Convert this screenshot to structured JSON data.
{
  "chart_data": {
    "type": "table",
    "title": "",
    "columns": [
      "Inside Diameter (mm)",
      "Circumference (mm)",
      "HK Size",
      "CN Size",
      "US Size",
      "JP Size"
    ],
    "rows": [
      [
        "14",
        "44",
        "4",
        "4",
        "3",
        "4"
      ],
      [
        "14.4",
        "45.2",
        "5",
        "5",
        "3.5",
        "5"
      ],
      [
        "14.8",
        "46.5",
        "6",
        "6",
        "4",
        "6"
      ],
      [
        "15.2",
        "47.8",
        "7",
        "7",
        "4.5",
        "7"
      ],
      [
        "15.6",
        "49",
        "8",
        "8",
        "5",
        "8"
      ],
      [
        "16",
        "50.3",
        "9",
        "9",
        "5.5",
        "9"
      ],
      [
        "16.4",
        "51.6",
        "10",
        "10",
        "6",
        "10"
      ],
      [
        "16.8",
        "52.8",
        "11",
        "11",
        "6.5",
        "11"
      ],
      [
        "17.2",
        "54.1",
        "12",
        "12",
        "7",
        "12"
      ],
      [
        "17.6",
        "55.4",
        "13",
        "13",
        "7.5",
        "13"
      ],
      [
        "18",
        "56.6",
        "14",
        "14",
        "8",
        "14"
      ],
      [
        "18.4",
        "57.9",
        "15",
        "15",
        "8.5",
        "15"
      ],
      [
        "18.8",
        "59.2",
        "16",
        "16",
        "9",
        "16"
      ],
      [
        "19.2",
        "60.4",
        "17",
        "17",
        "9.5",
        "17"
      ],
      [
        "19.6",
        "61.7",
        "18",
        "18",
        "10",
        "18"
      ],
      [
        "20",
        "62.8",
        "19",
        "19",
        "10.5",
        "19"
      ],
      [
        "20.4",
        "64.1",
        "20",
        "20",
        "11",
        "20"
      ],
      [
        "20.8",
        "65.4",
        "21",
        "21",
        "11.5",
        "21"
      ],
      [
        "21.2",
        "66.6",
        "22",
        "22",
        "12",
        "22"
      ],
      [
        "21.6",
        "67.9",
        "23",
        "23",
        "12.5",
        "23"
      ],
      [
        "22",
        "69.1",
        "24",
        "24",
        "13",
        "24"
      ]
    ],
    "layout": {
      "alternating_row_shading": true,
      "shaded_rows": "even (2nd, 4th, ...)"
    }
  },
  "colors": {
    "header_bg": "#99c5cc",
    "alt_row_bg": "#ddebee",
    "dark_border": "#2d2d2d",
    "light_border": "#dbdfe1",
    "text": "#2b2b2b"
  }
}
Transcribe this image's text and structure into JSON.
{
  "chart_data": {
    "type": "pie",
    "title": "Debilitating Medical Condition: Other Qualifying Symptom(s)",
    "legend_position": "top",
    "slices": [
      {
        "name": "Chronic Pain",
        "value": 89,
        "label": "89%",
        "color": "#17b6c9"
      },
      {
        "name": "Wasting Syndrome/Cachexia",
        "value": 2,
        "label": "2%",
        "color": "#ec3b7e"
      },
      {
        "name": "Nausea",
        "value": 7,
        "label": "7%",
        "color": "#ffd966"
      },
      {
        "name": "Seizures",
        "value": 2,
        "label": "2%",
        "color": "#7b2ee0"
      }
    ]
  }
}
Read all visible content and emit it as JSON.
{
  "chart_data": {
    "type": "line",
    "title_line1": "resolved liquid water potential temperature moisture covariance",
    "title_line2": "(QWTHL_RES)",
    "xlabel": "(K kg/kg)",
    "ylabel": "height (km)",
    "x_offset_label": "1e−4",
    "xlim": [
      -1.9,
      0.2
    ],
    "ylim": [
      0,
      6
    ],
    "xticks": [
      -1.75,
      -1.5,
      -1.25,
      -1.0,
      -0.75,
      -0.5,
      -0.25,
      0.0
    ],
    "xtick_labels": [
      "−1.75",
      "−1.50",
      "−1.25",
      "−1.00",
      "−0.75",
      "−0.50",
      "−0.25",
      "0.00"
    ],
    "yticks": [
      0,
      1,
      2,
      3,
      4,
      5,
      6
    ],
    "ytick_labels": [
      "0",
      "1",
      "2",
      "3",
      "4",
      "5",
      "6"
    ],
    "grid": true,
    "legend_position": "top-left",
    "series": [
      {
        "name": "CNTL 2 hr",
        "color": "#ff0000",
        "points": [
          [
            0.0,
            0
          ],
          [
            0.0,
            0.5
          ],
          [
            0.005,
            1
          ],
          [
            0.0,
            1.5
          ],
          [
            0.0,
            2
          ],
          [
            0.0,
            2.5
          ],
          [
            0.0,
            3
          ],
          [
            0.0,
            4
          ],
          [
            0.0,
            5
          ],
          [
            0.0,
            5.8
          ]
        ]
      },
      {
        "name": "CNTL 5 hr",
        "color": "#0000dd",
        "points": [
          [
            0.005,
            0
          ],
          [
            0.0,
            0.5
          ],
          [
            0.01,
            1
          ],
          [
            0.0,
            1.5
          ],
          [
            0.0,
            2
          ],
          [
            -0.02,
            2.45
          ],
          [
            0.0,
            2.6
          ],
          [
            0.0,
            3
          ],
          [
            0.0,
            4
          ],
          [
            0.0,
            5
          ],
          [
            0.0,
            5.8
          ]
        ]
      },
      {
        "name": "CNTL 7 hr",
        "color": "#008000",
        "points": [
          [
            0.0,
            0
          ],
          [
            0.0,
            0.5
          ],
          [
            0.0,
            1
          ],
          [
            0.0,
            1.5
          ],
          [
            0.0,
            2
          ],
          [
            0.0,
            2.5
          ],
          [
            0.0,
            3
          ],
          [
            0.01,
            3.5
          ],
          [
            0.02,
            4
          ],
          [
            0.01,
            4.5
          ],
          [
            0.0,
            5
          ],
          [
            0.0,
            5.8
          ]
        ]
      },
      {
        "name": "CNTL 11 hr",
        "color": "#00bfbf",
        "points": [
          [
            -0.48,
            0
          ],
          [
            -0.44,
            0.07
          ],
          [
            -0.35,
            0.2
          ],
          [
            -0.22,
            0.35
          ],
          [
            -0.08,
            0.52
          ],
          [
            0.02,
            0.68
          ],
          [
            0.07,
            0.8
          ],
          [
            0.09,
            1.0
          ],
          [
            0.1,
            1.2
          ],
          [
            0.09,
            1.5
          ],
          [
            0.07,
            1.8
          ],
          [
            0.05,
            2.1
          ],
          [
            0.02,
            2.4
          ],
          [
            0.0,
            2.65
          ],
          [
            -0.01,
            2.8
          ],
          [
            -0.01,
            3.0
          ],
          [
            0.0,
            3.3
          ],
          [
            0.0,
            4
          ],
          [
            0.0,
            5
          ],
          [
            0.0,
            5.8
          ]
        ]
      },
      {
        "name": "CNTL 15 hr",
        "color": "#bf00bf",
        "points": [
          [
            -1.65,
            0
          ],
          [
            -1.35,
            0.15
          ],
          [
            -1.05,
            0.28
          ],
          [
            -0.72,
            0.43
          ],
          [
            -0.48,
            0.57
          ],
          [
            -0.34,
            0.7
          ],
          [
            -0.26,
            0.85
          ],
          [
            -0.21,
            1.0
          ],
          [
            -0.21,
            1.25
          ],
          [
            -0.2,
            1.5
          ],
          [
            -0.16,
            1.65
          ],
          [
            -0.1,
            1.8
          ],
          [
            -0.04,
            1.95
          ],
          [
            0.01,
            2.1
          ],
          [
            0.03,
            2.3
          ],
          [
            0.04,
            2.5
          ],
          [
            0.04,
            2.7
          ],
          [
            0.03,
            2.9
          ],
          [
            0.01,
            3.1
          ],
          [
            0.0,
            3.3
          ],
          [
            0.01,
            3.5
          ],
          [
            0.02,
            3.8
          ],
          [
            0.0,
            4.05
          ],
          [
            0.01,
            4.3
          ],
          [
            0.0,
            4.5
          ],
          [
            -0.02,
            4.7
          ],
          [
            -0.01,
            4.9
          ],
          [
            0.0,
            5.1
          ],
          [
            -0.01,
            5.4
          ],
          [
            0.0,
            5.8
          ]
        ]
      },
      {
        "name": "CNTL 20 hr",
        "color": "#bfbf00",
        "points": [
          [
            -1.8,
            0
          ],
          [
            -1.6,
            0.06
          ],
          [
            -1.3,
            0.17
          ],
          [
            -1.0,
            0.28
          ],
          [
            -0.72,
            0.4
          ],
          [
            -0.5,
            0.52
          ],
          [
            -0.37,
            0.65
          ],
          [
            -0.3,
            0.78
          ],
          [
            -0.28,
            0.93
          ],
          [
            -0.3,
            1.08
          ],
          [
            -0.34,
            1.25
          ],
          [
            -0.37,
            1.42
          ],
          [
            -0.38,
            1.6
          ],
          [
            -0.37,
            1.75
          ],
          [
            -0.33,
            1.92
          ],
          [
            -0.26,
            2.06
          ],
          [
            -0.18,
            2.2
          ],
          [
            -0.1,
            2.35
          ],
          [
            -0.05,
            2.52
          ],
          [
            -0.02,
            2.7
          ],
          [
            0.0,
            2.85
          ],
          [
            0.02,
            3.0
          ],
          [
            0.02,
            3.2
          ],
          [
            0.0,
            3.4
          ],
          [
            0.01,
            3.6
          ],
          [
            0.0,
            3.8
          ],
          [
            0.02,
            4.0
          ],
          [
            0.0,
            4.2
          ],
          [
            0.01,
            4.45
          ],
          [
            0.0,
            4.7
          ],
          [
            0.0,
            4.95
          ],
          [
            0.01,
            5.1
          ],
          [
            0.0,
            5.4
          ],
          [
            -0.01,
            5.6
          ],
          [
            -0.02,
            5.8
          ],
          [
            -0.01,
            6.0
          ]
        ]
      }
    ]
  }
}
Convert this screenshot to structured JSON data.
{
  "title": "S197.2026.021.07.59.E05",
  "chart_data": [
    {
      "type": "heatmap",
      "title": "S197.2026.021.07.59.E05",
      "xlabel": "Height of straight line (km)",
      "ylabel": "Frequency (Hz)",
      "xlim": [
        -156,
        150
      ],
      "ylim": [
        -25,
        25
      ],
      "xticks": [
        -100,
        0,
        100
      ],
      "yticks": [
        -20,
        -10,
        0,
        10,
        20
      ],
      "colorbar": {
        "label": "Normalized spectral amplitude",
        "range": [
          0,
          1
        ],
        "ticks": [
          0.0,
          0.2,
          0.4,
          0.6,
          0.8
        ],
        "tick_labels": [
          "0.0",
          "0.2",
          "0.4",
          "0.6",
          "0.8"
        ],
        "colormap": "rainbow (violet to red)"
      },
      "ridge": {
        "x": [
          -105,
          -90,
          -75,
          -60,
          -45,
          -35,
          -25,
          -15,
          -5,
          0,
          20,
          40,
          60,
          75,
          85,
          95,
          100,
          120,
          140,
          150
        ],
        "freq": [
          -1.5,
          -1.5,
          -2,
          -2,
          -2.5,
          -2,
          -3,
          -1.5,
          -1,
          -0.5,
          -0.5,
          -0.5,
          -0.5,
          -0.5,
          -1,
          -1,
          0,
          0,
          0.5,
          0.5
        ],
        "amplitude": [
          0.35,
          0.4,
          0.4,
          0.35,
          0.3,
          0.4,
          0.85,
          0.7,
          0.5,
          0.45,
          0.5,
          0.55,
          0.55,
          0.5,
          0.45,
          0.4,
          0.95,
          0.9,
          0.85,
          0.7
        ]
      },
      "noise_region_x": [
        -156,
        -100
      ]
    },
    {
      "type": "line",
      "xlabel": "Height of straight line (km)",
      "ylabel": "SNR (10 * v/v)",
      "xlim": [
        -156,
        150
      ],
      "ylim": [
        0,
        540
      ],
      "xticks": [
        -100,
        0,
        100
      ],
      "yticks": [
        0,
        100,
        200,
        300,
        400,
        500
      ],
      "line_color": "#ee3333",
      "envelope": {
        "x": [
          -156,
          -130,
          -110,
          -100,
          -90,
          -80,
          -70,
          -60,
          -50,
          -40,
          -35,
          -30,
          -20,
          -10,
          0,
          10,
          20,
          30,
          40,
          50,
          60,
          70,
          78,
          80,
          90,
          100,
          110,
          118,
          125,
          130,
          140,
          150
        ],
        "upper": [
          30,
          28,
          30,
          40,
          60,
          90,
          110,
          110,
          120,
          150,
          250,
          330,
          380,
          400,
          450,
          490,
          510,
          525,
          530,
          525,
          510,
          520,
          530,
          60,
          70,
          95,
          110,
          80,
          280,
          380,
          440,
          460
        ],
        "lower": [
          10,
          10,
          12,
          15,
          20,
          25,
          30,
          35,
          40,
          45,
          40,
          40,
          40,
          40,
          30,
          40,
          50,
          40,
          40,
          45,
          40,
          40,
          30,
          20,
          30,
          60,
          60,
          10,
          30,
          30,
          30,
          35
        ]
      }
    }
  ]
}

# # # # # # #

Copy out each line in the listing that has the word "ylabel".

    "ylabel": "height (km)",
      "ylabel": "Frequency (Hz)",
      "ylabel": "SNR (10 * v/v)",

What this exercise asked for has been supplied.